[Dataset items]
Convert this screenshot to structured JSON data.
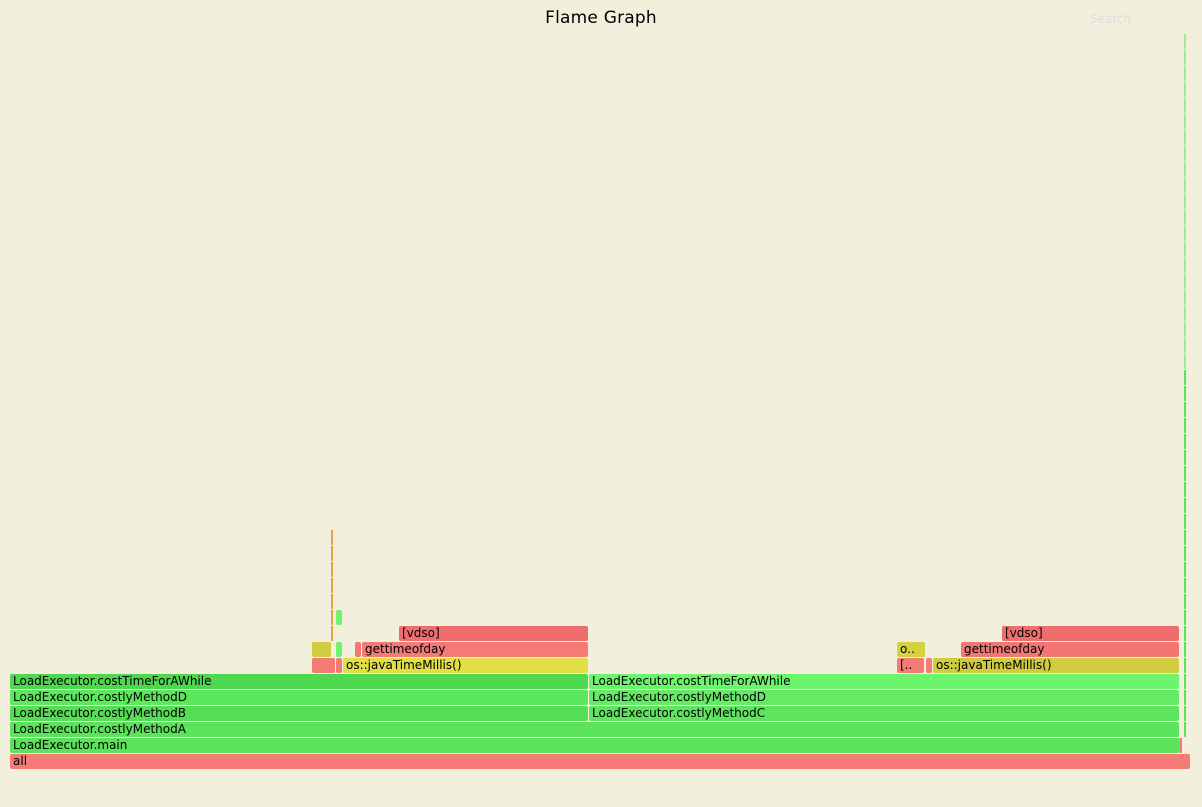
{
  "title": "Flame Graph",
  "search_label": "Search",
  "colors": {
    "background": "#f2f0dc",
    "red": "#f57a78",
    "red_dark": "#ee6e6e",
    "green": "#5ce35c",
    "green_light": "#6cf56c",
    "yellow": "#e1df43",
    "yellow_dark": "#d0cc3e",
    "orange": "#e8a04a"
  },
  "frames": [
    {
      "label": "all",
      "color": "#f57a78"
    },
    {
      "label": "LoadExecutor.main",
      "color": "#5ce35c"
    },
    {
      "label": "LoadExecutor.costlyMethodA",
      "color": "#5ce35c"
    },
    {
      "label": "LoadExecutor.costlyMethodB",
      "color": "#56dd56"
    },
    {
      "label": "LoadExecutor.costlyMethodD",
      "color": "#5ce85c"
    },
    {
      "label": "LoadExecutor.costTimeForAWhile",
      "color": "#4fd84f"
    },
    {
      "label": "os::javaTimeMillis()",
      "color": "#e1df43"
    },
    {
      "label": "gettimeofday",
      "color": "#f47a76"
    },
    {
      "label": "[vdso]",
      "color": "#ee6e6e"
    },
    {
      "label": "LoadExecutor.costlyMethodC",
      "color": "#5fe45f"
    },
    {
      "label": "LoadExecutor.costlyMethodD",
      "color": "#64ea64"
    },
    {
      "label": "LoadExecutor.costTimeForAWhile",
      "color": "#6cf56c"
    },
    {
      "label": "os::javaTimeMillis()",
      "color": "#d0cc3e"
    },
    {
      "label": "gettimeofday",
      "color": "#f27674"
    },
    {
      "label": "[vdso]",
      "color": "#ee6e6e"
    },
    {
      "label": "[..",
      "color": "#f47a76"
    },
    {
      "label": "o..",
      "color": "#d6d23e"
    }
  ],
  "minor_frames": [
    {
      "color": "#f47a76"
    },
    {
      "color": "#d0cc3e"
    },
    {
      "color": "#6cf56c"
    },
    {
      "color": "#6cf56c"
    },
    {
      "color": "#f47a76"
    },
    {
      "color": "#f47a76"
    },
    {
      "color": "#f47a76"
    }
  ]
}
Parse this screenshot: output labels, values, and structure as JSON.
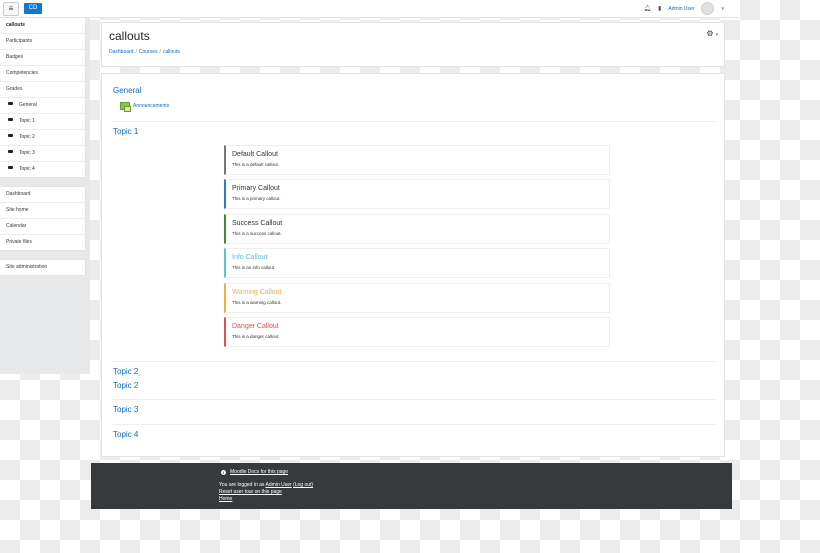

Task goal — Scan the data above and copy every line with "screenshot" in it.

Reply —
Convert this screenshot to structured JSON data.
Parse this screenshot: output labels, values, and structure as JSON.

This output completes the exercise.